▸ **What the exercise asks**
Write every entry out again exactly, please, and skip the pictures.

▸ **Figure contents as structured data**
+---+

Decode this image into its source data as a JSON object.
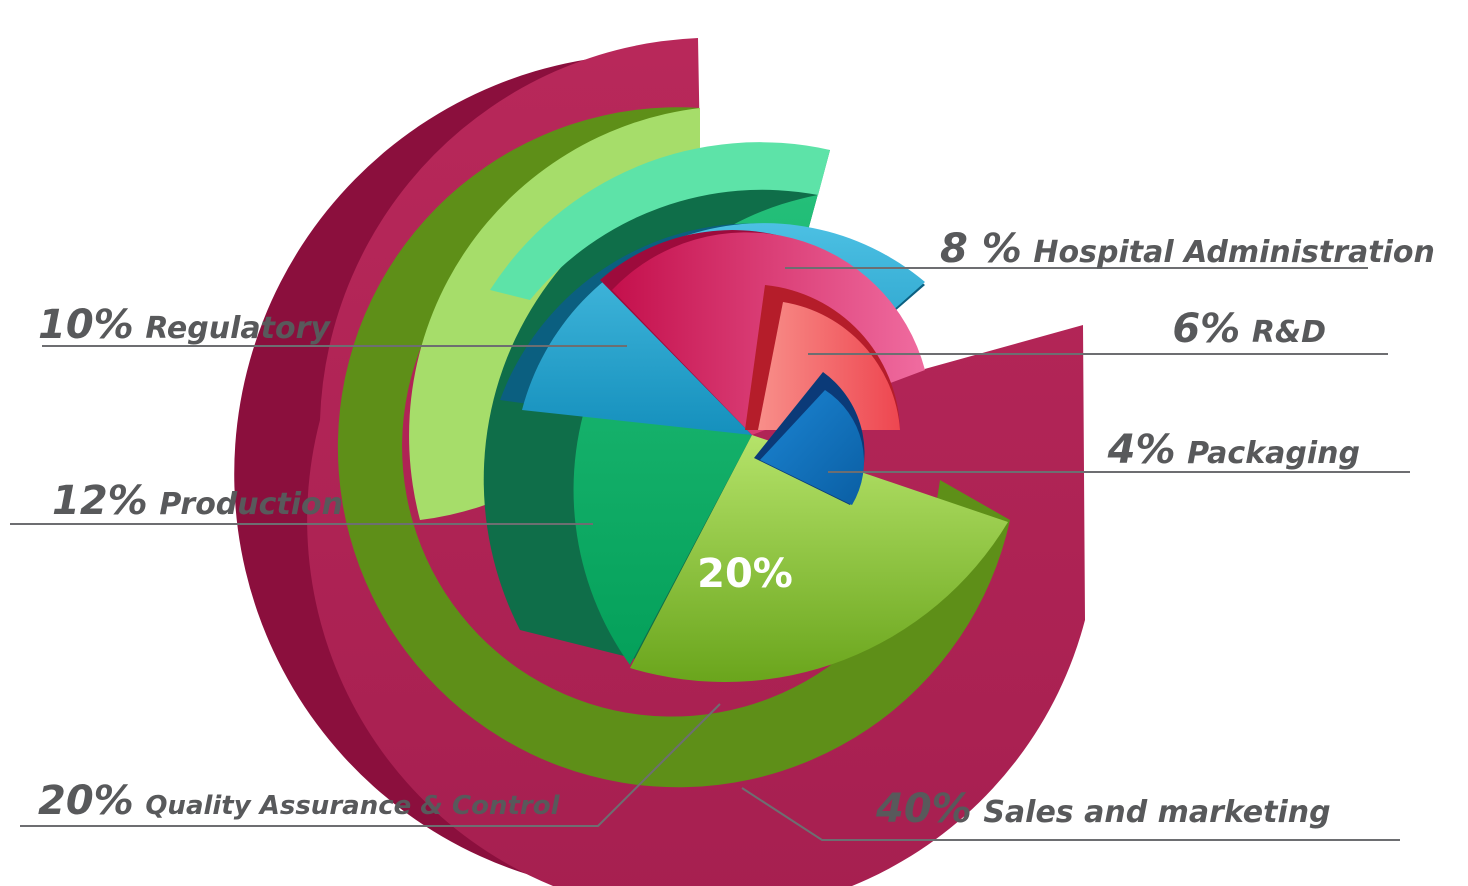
{
  "chart_data": {
    "type": "pie",
    "variant": "radial exploded pie with varying radii",
    "slices": [
      {
        "label": "Sales and marketing",
        "pct_text": "40%",
        "value": 40,
        "color": "#b02454"
      },
      {
        "label": "Quality Assurance & Control",
        "pct_text": "20%",
        "value": 20,
        "color": "#8cc63f"
      },
      {
        "label": "Production",
        "pct_text": "12%",
        "value": 12,
        "color": "#1fb06a"
      },
      {
        "label": "Regulatory",
        "pct_text": "10%",
        "value": 10,
        "color": "#2aa5cf"
      },
      {
        "label": "Hospital Administration",
        "pct_text": "8 %",
        "value": 8,
        "color": "#e8336d"
      },
      {
        "label": "R&D",
        "pct_text": "6%",
        "value": 6,
        "color": "#f2555e"
      },
      {
        "label": "Packaging",
        "pct_text": "4%",
        "value": 4,
        "color": "#0b69b3"
      }
    ],
    "center_label": "20%"
  }
}
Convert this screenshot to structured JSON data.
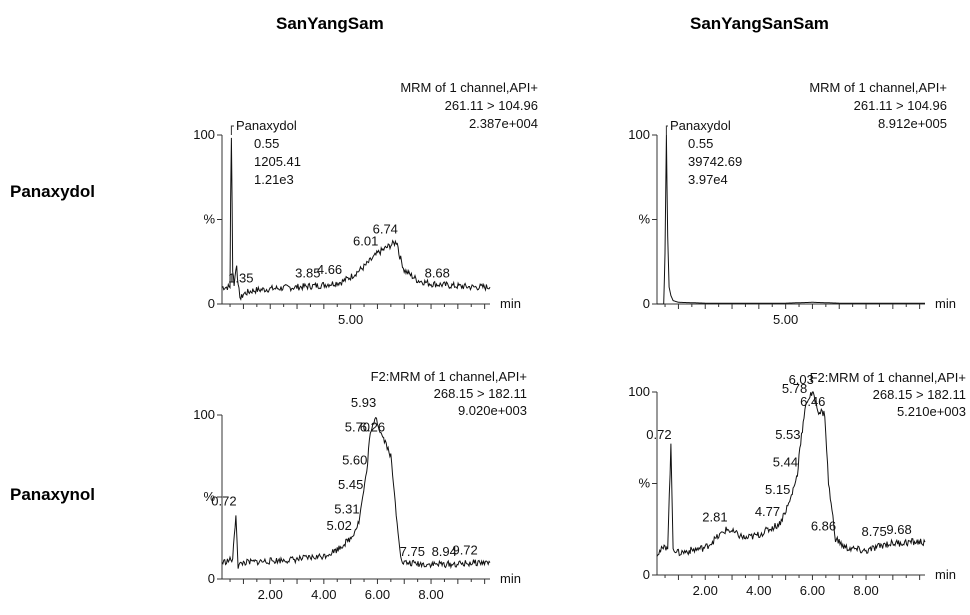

+---+

▸ **Answer to the task**
Decode this image into its source data as a JSON object.
{
  "chart_data": {
    "type": "pie",
    "variant": "radial exploded pie with varying radii",
    "slices": [
      {
        "label": "Sales and marketing",
        "pct_text": "40%",
        "value": 40,
        "color": "#b02454"
      },
      {
        "label": "Quality Assurance & Control",
        "pct_text": "20%",
        "value": 20,
        "color": "#8cc63f"
      },
      {
        "label": "Production",
        "pct_text": "12%",
        "value": 12,
        "color": "#1fb06a"
      },
      {
        "label": "Regulatory",
        "pct_text": "10%",
        "value": 10,
        "color": "#2aa5cf"
      },
      {
        "label": "Hospital Administration",
        "pct_text": "8 %",
        "value": 8,
        "color": "#e8336d"
      },
      {
        "label": "R&D",
        "pct_text": "6%",
        "value": 6,
        "color": "#f2555e"
      },
      {
        "label": "Packaging",
        "pct_text": "4%",
        "value": 4,
        "color": "#0b69b3"
      }
    ],
    "center_label": "20%"
  }
}
Convert this screenshot to structured JSON data.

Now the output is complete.